## EXERCISE
Retype each line of the items below character for character.

## Listings of element regions
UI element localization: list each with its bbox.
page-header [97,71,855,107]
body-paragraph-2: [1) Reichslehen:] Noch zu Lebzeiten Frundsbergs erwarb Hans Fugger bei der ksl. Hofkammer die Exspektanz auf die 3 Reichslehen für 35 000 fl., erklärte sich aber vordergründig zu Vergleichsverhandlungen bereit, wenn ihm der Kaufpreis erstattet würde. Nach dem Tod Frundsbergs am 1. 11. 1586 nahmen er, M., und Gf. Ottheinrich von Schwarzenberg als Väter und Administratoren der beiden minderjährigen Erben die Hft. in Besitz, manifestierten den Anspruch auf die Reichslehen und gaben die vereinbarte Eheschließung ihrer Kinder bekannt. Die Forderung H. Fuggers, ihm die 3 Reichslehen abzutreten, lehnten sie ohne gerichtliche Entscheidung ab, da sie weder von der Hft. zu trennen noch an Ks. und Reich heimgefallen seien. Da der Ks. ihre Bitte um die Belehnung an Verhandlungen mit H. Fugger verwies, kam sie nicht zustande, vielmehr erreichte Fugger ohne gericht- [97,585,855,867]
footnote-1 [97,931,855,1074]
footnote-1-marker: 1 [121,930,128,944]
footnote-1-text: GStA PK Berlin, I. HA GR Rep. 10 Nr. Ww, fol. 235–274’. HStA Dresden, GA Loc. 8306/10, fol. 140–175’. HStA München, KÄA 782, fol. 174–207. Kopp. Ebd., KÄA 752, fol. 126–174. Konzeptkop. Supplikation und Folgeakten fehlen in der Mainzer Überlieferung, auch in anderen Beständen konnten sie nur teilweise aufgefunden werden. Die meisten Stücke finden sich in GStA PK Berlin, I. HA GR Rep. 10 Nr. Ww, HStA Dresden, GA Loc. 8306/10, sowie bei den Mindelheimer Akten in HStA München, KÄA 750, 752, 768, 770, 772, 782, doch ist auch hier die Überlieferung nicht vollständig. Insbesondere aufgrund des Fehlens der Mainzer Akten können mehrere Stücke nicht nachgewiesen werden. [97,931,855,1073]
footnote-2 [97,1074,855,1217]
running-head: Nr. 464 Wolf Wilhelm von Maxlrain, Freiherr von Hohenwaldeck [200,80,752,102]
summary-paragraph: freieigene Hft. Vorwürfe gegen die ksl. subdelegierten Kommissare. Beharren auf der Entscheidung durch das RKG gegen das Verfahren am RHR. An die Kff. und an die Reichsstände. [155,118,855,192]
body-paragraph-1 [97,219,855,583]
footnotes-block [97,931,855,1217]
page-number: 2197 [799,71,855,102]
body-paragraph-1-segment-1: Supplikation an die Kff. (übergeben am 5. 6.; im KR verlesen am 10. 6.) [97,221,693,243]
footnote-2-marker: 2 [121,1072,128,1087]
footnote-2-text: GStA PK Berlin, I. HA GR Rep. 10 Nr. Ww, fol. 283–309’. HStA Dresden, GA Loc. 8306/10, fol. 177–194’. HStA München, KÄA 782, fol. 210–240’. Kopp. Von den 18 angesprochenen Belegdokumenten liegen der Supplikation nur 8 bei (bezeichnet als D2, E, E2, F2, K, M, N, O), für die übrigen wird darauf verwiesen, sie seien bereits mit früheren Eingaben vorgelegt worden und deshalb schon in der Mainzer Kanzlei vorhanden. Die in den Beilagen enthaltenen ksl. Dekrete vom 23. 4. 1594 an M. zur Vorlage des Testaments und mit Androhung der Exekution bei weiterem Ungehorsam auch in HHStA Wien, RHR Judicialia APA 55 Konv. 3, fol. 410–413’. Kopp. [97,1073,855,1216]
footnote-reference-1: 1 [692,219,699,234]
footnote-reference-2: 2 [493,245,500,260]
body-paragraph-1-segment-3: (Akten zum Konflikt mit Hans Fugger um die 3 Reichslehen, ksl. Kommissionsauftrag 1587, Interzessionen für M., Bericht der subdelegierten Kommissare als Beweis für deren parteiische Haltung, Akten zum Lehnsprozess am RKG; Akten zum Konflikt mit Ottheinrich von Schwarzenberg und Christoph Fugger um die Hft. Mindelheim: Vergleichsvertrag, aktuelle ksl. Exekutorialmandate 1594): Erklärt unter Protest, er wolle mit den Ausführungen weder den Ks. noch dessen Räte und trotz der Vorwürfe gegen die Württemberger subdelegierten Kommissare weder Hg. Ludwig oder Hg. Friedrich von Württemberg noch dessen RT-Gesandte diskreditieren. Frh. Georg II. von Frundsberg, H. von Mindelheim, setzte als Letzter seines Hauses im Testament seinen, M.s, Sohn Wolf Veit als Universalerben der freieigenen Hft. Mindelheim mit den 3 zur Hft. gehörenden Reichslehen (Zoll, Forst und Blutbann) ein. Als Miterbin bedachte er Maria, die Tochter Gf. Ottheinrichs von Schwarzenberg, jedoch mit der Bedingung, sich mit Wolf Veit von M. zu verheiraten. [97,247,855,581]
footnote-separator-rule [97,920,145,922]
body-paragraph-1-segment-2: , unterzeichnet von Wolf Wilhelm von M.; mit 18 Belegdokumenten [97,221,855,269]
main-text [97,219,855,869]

## OUTPUT FOR THIS TASK
UI element localization: list each with its bbox.
page-header [97,71,855,107]
body-paragraph-2: [1) Reichslehen:] Noch zu Lebzeiten Frundsbergs erwarb Hans Fugger bei der ksl. Hofkammer die Exspektanz auf die 3 Reichslehen für 35 000 fl., erklärte sich aber vordergründig zu Vergleichsverhandlungen bereit, wenn ihm der Kaufpreis erstattet würde. Nach dem Tod Frundsbergs am 1. 11. 1586 nahmen er, M., und Gf. Ottheinrich von Schwarzenberg als Väter und Administratoren der beiden minderjährigen Erben die Hft. in Besitz, manifestierten den Anspruch auf die Reichslehen und gaben die vereinbarte Eheschließung ihrer Kinder bekannt. Die Forderung H. Fuggers, ihm die 3 Reichslehen abzutreten, lehnten sie ohne gerichtliche Entscheidung ab, da sie weder von der Hft. zu trennen noch an Ks. und Reich heimgefallen seien. Da der Ks. ihre Bitte um die Belehnung an Verhandlungen mit H. Fugger verwies, kam sie nicht zustande, vielmehr erreichte Fugger ohne gericht- [97,585,855,867]
footnote-1 [97,931,855,1074]
footnote-1-marker: 1 [121,930,128,944]
footnote-1-text: GStA PK Berlin, I. HA GR Rep. 10 Nr. Ww, fol. 235–274’. HStA Dresden, GA Loc. 8306/10, fol. 140–175’. HStA München, KÄA 782, fol. 174–207. Kopp. Ebd., KÄA 752, fol. 126–174. Konzeptkop. Supplikation und Folgeakten fehlen in der Mainzer Überlieferung, auch in anderen Beständen konnten sie nur teilweise aufgefunden werden. Die meisten Stücke finden sich in GStA PK Berlin, I. HA GR Rep. 10 Nr. Ww, HStA Dresden, GA Loc. 8306/10, sowie bei den Mindelheimer Akten in HStA München, KÄA 750, 752, 768, 770, 772, 782, doch ist auch hier die Überlieferung nicht vollständig. Insbesondere aufgrund des Fehlens der Mainzer Akten können mehrere Stücke nicht nachgewiesen werden. [97,931,855,1073]
footnote-2 [97,1074,855,1217]
running-head: Nr. 464 Wolf Wilhelm von Maxlrain, Freiherr von Hohenwaldeck [200,80,752,102]
summary-paragraph: freieigene Hft. Vorwürfe gegen die ksl. subdelegierten Kommissare. Beharren auf der Entscheidung durch das RKG gegen das Verfahren am RHR. An die Kff. und an die Reichsstände. [155,118,855,192]
body-paragraph-1 [97,219,855,583]
footnotes-block [97,931,855,1217]
page-number: 2197 [799,71,855,102]
body-paragraph-1-segment-1: Supplikation an die Kff. (übergeben am 5. 6.; im KR verlesen am 10. 6.) [97,221,693,243]
footnote-2-marker: 2 [121,1072,128,1087]
footnote-2-text: GStA PK Berlin, I. HA GR Rep. 10 Nr. Ww, fol. 283–309’. HStA Dresden, GA Loc. 8306/10, fol. 177–194’. HStA München, KÄA 782, fol. 210–240’. Kopp. Von den 18 angesprochenen Belegdokumenten liegen der Supplikation nur 8 bei (bezeichnet als D2, E, E2, F2, K, M, N, O), für die übrigen wird darauf verwiesen, sie seien bereits mit früheren Eingaben vorgelegt worden und deshalb schon in der Mainzer Kanzlei vorhanden. Die in den Beilagen enthaltenen ksl. Dekrete vom 23. 4. 1594 an M. zur Vorlage des Testaments und mit Androhung der Exekution bei weiterem Ungehorsam auch in HHStA Wien, RHR Judicialia APA 55 Konv. 3, fol. 410–413’. Kopp. [97,1073,855,1216]
footnote-reference-1: 1 [692,219,699,234]
footnote-reference-2: 2 [493,245,500,260]
body-paragraph-1-segment-3: (Akten zum Konflikt mit Hans Fugger um die 3 Reichslehen, ksl. Kommissionsauftrag 1587, Interzessionen für M., Bericht der subdelegierten Kommissare als Beweis für deren parteiische Haltung, Akten zum Lehnsprozess am RKG; Akten zum Konflikt mit Ottheinrich von Schwarzenberg und Christoph Fugger um die Hft. Mindelheim: Vergleichsvertrag, aktuelle ksl. Exekutorialmandate 1594): Erklärt unter Protest, er wolle mit den Ausführungen weder den Ks. noch dessen Räte und trotz der Vorwürfe gegen die Württemberger subdelegierten Kommissare weder Hg. Ludwig oder Hg. Friedrich von Württemberg noch dessen RT-Gesandte diskreditieren. Frh. Georg II. von Frundsberg, H. von Mindelheim, setzte als Letzter seines Hauses im Testament seinen, M.s, Sohn Wolf Veit als Universalerben der freieigenen Hft. Mindelheim mit den 3 zur Hft. gehörenden Reichslehen (Zoll, Forst und Blutbann) ein. Als Miterbin bedachte er Maria, die Tochter Gf. Ottheinrichs von Schwarzenberg, jedoch mit der Bedingung, sich mit Wolf Veit von M. zu verheiraten. [97,247,855,581]
footnote-separator-rule [97,920,145,922]
body-paragraph-1-segment-2: , unterzeichnet von Wolf Wilhelm von M.; mit 18 Belegdokumenten [97,221,855,269]
main-text [97,219,855,869]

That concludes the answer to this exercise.